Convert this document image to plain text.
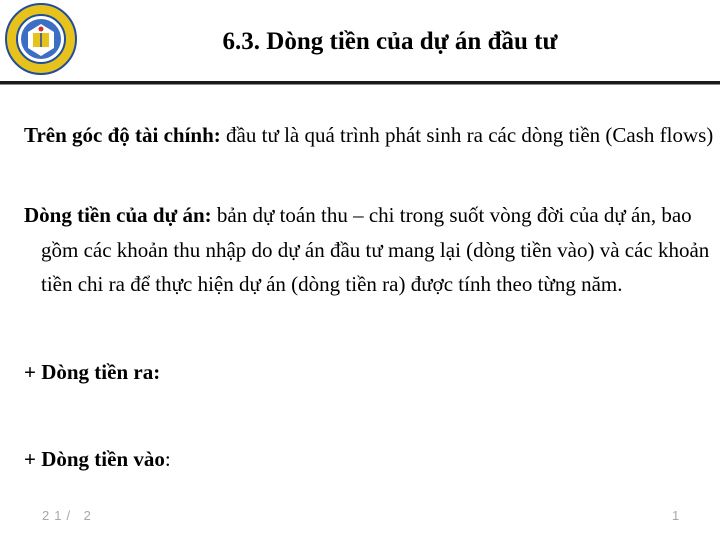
6.3. Dòng tiền của dự án đầu tư
Trên góc độ tài chính: đầu tư là quá trình phát sinh ra các dòng tiền (Cash flows)
Dòng tiền của dự án: bản dự toán thu – chi trong suốt vòng đời của dự án, bao gồm các khoản thu nhập do dự án đầu tư mang lại (dòng tiền vào) và các khoản tiền chi ra để thực hiện dự án (dòng tiền ra) được tính theo từng năm.
+ Dòng tiền ra:
+ Dòng tiền vào:
21/ 2	1
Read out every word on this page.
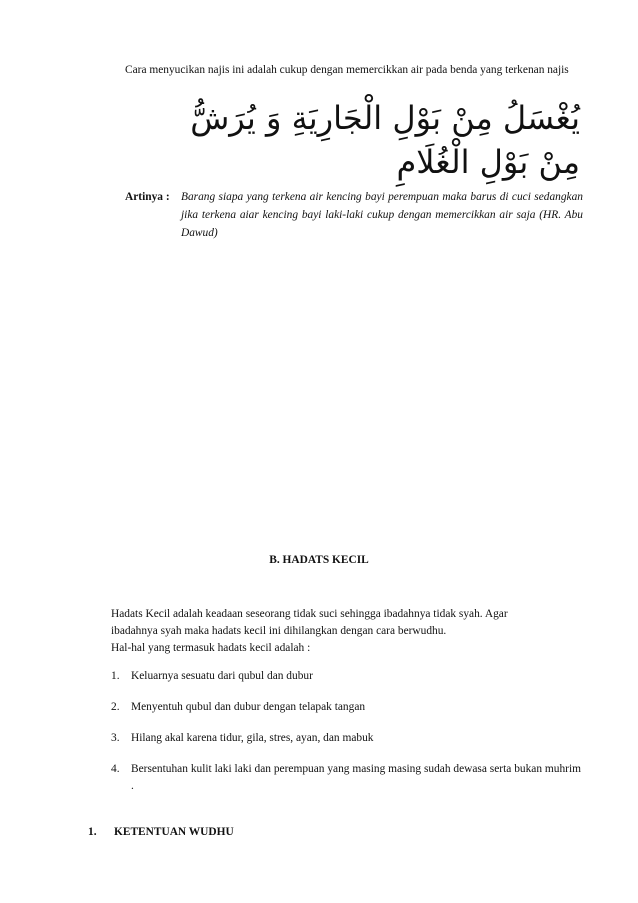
Cara menyucikan najis ini adalah cukup dengan memercikkan air pada benda yang terkenan najis
يُغْسَلُ مِنْ بَوْلِ الْجَارِيَةِ وَ يُرَشُّ
مِنْ بَوْلِ الْغُلَامِ
Artinya : Barang siapa yang terkena air kencing bayi perempuan maka barus di cuci sedangkan jika terkena aiar kencing bayi laki-laki cukup dengan memercikkan air saja (HR. Abu Dawud)
B. HADATS KECIL
Hadats Kecil adalah keadaan seseorang tidak suci sehingga ibadahnya tidak syah. Agar
ibadahnya syah maka hadats kecil ini dihilangkan dengan cara berwudhu.
Hal-hal yang termasuk hadats kecil adalah :
1. Keluarnya sesuatu dari qubul dan dubur
2. Menyentuh qubul dan dubur dengan telapak tangan
3. Hilang akal karena tidur, gila, stres, ayan, dan mabuk
4. Bersentuhan kulit laki laki dan perempuan yang masing masing sudah dewasa serta bukan muhrim .
1. KETENTUAN WUDHU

◆ Exercise prompt ◆
Transcribe every record above exactly, leaving out the pictures.

◆ Solution to the problem ◆
Convert this document image to plain text.
6.3. Dòng tiền của dự án đầu tư
Trên góc độ tài chính: đầu tư là quá trình phát sinh ra các dòng tiền (Cash flows)
Dòng tiền của dự án: bản dự toán thu – chi trong suốt vòng đời của dự án, bao gồm các khoản thu nhập do dự án đầu tư mang lại (dòng tiền vào) và các khoản tiền chi ra để thực hiện dự án (dòng tiền ra) được tính theo từng năm.
+ Dòng tiền ra:
+ Dòng tiền vào:
21/ 2	1
Read out every word on this page.
Cara menyucikan najis ini adalah cukup dengan memercikkan air pada benda yang terkenan najis
يُغْسَلُ مِنْ بَوْلِ الْجَارِيَةِ وَ يُرَشُّ
مِنْ بَوْلِ الْغُلَامِ
Artinya : Barang siapa yang terkena air kencing bayi perempuan maka barus di cuci sedangkan jika terkena aiar kencing bayi laki-laki cukup dengan memercikkan air saja (HR. Abu Dawud)
B. HADATS KECIL
Hadats Kecil adalah keadaan seseorang tidak suci sehingga ibadahnya tidak syah. Agar
ibadahnya syah maka hadats kecil ini dihilangkan dengan cara berwudhu.
Hal-hal yang termasuk hadats kecil adalah :
1. Keluarnya sesuatu dari qubul dan dubur
2. Menyentuh qubul dan dubur dengan telapak tangan
3. Hilang akal karena tidur, gila, stres, ayan, dan mabuk
4. Bersentuhan kulit laki laki dan perempuan yang masing masing sudah dewasa serta bukan muhrim .
1. KETENTUAN WUDHU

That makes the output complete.